Start of ENTRIES SUPPLIED

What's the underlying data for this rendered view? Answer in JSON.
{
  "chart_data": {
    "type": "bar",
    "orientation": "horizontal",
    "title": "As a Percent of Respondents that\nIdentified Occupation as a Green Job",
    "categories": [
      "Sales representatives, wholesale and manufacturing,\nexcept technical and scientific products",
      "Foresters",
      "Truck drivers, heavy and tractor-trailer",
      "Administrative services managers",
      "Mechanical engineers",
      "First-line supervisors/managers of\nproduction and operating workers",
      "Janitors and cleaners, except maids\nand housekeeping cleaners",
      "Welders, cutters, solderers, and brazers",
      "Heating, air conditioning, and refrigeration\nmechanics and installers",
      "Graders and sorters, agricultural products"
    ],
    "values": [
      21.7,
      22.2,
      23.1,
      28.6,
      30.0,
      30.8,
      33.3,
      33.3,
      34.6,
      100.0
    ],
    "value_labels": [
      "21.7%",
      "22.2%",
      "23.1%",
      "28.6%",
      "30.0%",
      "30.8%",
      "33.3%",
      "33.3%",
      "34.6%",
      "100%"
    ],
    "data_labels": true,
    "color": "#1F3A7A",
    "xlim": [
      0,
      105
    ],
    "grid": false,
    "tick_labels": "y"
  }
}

End of ENTRIES SUPPLIED
Start of ENTRIES SUPPLIED

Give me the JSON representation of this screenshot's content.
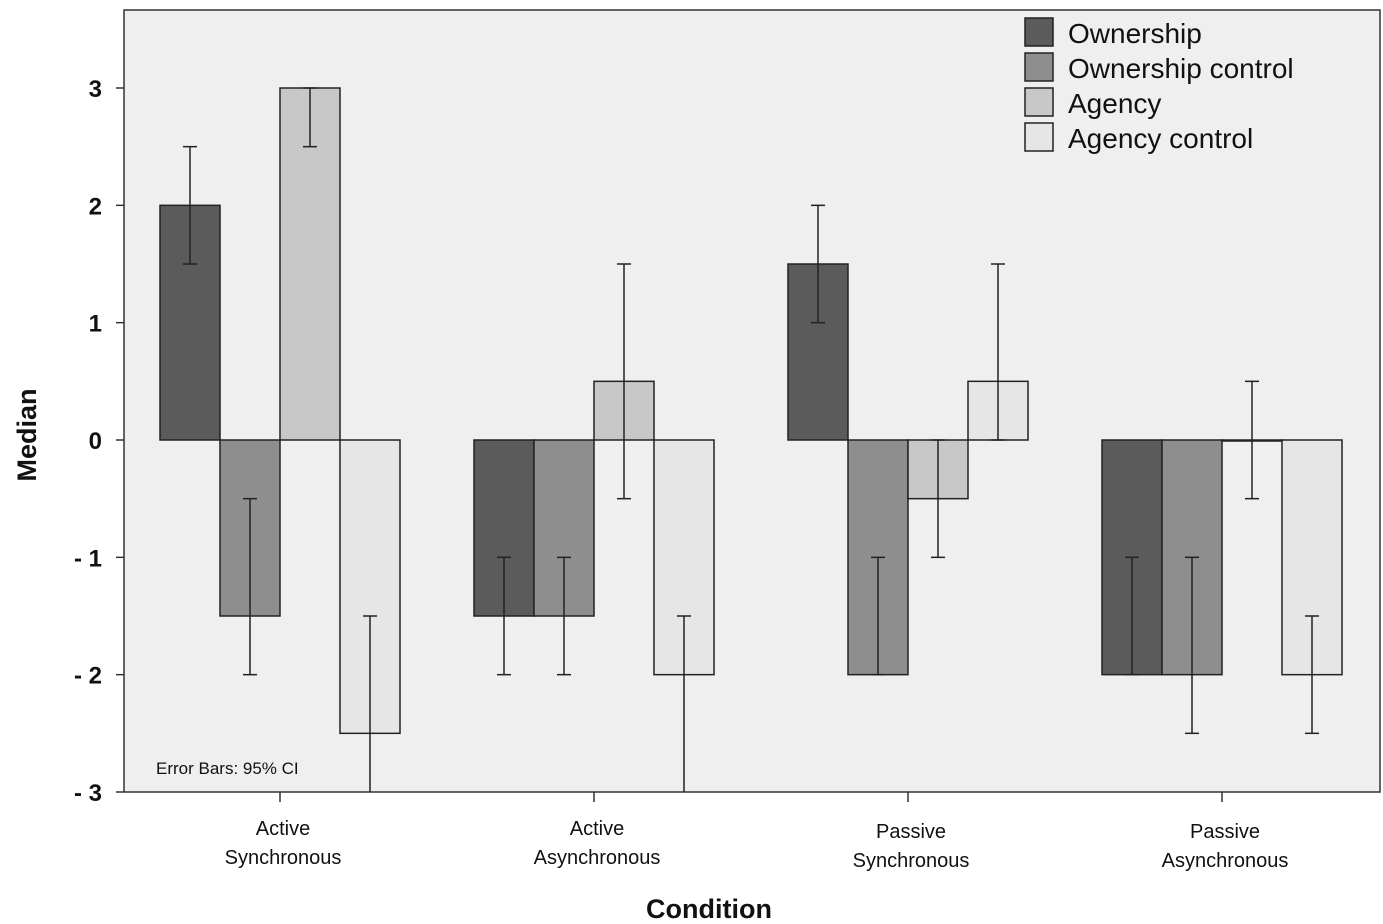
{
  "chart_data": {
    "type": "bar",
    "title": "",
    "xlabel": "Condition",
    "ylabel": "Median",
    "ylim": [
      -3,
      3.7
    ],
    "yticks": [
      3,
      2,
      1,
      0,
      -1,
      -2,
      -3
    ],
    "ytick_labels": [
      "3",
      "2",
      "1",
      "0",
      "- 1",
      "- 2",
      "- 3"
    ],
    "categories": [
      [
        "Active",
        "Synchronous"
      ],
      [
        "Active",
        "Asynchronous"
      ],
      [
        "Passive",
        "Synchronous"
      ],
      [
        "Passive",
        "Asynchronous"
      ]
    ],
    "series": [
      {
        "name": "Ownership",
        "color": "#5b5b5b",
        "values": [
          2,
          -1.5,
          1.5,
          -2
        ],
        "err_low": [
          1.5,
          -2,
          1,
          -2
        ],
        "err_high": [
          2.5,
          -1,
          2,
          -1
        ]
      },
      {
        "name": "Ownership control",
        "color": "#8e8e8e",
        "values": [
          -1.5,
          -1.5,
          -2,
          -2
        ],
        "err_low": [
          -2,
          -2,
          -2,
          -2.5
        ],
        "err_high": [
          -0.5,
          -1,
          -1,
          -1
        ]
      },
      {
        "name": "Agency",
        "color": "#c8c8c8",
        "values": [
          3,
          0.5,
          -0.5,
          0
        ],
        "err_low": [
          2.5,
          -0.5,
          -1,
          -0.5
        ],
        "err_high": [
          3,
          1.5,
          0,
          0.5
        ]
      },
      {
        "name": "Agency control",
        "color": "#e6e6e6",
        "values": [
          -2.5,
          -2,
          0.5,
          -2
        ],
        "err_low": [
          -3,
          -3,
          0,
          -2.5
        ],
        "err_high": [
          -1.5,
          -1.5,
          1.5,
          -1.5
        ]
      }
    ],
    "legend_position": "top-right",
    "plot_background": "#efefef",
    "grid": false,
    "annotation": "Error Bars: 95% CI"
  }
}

End of ENTRIES SUPPLIED

GOAL => Search the data above for lines holding "JSON" and copy each of them.

FINAL RESULT =>
What's the underlying data for this rendered view? Answer in JSON.
Give me the JSON representation of this screenshot's content.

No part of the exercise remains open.